▶ STATED PROBLEM: Each entry must be reproduced precisely as it stands.

(Data records)

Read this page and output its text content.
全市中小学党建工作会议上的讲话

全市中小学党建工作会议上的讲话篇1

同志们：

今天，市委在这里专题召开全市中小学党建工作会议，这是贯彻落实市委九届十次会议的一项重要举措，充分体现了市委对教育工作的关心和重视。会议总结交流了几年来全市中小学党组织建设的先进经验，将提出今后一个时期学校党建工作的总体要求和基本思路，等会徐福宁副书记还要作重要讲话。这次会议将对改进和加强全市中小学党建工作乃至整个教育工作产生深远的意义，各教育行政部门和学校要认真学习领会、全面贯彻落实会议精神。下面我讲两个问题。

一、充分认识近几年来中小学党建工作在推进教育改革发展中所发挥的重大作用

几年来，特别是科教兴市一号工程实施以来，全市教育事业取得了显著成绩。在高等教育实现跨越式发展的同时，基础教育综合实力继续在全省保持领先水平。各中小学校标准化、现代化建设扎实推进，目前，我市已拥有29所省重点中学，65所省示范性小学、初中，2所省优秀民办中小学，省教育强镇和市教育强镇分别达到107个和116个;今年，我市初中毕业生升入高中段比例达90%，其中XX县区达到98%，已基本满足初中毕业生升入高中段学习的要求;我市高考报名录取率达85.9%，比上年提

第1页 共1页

▶ EXERCISE ANSWER:
Read this page and output its text content.
全市中小学党建工作会议上的讲话

全市中小学党建工作会议上的讲话篇1

同志们：

今天，市委在这里专题召开全市中小学党建工作会议，这是贯彻落实市委九届十次会议的一项重要举措，充分体现了市委对教育工作的关心和重视。会议总结交流了几年来全市中小学党组织建设的先进经验，将提出今后一个时期学校党建工作的总体要求和基本思路，等会徐福宁副书记还要作重要讲话。这次会议将对改进和加强全市中小学党建工作乃至整个教育工作产生深远的意义，各教育行政部门和学校要认真学习领会、全面贯彻落实会议精神。下面我讲两个问题。

一、充分认识近几年来中小学党建工作在推进教育改革发展中所发挥的重大作用

几年来，特别是科教兴市一号工程实施以来，全市教育事业取得了显著成绩。在高等教育实现跨越式发展的同时，基础教育综合实力继续在全省保持领先水平。各中小学校标准化、现代化建设扎实推进，目前，我市已拥有29所省重点中学，65所省示范性小学、初中，2所省优秀民办中小学，省教育强镇和市教育强镇分别达到107个和116个;今年，我市初中毕业生升入高中段比例达90%，其中XX县区达到98%，已基本满足初中毕业生升入高中段学习的要求;我市高考报名录取率达85.9%，比上年提

第1页 共1页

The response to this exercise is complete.